**Raw records**.
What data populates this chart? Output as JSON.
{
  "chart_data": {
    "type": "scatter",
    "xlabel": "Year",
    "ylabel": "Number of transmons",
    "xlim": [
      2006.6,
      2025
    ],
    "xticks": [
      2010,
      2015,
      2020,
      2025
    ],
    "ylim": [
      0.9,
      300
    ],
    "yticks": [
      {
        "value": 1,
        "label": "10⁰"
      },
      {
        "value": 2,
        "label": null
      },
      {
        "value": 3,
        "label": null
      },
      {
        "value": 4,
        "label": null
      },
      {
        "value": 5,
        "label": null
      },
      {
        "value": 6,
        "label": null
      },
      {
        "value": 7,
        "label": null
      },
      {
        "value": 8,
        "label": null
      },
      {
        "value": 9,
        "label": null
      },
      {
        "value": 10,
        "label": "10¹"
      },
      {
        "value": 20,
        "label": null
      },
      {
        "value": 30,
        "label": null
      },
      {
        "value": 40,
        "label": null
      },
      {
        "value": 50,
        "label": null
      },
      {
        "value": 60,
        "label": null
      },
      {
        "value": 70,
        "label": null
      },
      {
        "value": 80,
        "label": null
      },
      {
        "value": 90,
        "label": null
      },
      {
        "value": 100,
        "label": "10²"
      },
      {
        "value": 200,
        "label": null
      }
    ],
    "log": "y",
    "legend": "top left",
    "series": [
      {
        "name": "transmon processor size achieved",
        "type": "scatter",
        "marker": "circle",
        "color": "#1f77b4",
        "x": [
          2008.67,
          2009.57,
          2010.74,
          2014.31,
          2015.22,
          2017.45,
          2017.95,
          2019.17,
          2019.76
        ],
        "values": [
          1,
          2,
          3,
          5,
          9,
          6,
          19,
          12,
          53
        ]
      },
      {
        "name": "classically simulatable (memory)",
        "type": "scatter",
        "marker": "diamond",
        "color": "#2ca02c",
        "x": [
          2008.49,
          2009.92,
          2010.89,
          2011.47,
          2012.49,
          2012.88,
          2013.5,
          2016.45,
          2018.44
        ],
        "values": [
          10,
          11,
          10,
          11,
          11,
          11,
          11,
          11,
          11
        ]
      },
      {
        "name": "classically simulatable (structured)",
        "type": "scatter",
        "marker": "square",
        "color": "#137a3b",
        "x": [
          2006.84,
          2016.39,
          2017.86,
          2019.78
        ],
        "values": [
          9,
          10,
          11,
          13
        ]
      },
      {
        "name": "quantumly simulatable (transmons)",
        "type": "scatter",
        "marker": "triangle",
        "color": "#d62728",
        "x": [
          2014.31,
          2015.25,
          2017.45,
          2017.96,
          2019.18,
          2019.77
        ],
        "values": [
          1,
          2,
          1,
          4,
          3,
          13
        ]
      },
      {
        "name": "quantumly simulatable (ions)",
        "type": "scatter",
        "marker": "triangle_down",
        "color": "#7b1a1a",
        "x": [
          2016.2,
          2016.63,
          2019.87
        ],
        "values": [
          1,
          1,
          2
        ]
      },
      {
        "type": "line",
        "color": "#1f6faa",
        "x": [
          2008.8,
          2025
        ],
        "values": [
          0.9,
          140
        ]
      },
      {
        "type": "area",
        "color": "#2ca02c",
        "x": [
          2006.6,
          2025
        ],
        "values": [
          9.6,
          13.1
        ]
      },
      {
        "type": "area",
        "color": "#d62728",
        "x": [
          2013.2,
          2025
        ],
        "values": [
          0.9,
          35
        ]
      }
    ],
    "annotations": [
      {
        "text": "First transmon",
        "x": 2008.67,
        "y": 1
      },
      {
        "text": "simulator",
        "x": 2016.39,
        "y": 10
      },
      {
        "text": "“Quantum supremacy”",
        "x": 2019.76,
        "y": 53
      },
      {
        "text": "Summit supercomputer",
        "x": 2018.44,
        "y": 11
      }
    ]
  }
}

**To be done**. Reproduce the data shown above exactly.

**Correct output**.
What data populates this chart? Output as JSON.
{
  "chart_data": {
    "type": "scatter",
    "xlabel": "Year",
    "ylabel": "Number of transmons",
    "xlim": [
      2006.6,
      2025
    ],
    "xticks": [
      2010,
      2015,
      2020,
      2025
    ],
    "ylim": [
      0.9,
      300
    ],
    "yticks": [
      {
        "value": 1,
        "label": "10⁰"
      },
      {
        "value": 2,
        "label": null
      },
      {
        "value": 3,
        "label": null
      },
      {
        "value": 4,
        "label": null
      },
      {
        "value": 5,
        "label": null
      },
      {
        "value": 6,
        "label": null
      },
      {
        "value": 7,
        "label": null
      },
      {
        "value": 8,
        "label": null
      },
      {
        "value": 9,
        "label": null
      },
      {
        "value": 10,
        "label": "10¹"
      },
      {
        "value": 20,
        "label": null
      },
      {
        "value": 30,
        "label": null
      },
      {
        "value": 40,
        "label": null
      },
      {
        "value": 50,
        "label": null
      },
      {
        "value": 60,
        "label": null
      },
      {
        "value": 70,
        "label": null
      },
      {
        "value": 80,
        "label": null
      },
      {
        "value": 90,
        "label": null
      },
      {
        "value": 100,
        "label": "10²"
      },
      {
        "value": 200,
        "label": null
      }
    ],
    "log": "y",
    "legend": "top left",
    "series": [
      {
        "name": "transmon processor size achieved",
        "type": "scatter",
        "marker": "circle",
        "color": "#1f77b4",
        "x": [
          2008.67,
          2009.57,
          2010.74,
          2014.31,
          2015.22,
          2017.45,
          2017.95,
          2019.17,
          2019.76
        ],
        "values": [
          1,
          2,
          3,
          5,
          9,
          6,
          19,
          12,
          53
        ]
      },
      {
        "name": "classically simulatable (memory)",
        "type": "scatter",
        "marker": "diamond",
        "color": "#2ca02c",
        "x": [
          2008.49,
          2009.92,
          2010.89,
          2011.47,
          2012.49,
          2012.88,
          2013.5,
          2016.45,
          2018.44
        ],
        "values": [
          10,
          11,
          10,
          11,
          11,
          11,
          11,
          11,
          11
        ]
      },
      {
        "name": "classically simulatable (structured)",
        "type": "scatter",
        "marker": "square",
        "color": "#137a3b",
        "x": [
          2006.84,
          2016.39,
          2017.86,
          2019.78
        ],
        "values": [
          9,
          10,
          11,
          13
        ]
      },
      {
        "name": "quantumly simulatable (transmons)",
        "type": "scatter",
        "marker": "triangle",
        "color": "#d62728",
        "x": [
          2014.31,
          2015.25,
          2017.45,
          2017.96,
          2019.18,
          2019.77
        ],
        "values": [
          1,
          2,
          1,
          4,
          3,
          13
        ]
      },
      {
        "name": "quantumly simulatable (ions)",
        "type": "scatter",
        "marker": "triangle_down",
        "color": "#7b1a1a",
        "x": [
          2016.2,
          2016.63,
          2019.87
        ],
        "values": [
          1,
          1,
          2
        ]
      },
      {
        "type": "line",
        "color": "#1f6faa",
        "x": [
          2008.8,
          2025
        ],
        "values": [
          0.9,
          140
        ]
      },
      {
        "type": "area",
        "color": "#2ca02c",
        "x": [
          2006.6,
          2025
        ],
        "values": [
          9.6,
          13.1
        ]
      },
      {
        "type": "area",
        "color": "#d62728",
        "x": [
          2013.2,
          2025
        ],
        "values": [
          0.9,
          35
        ]
      }
    ],
    "annotations": [
      {
        "text": "First transmon",
        "x": 2008.67,
        "y": 1
      },
      {
        "text": "simulator",
        "x": 2016.39,
        "y": 10
      },
      {
        "text": "“Quantum supremacy”",
        "x": 2019.76,
        "y": 53
      },
      {
        "text": "Summit supercomputer",
        "x": 2018.44,
        "y": 11
      }
    ]
  }
}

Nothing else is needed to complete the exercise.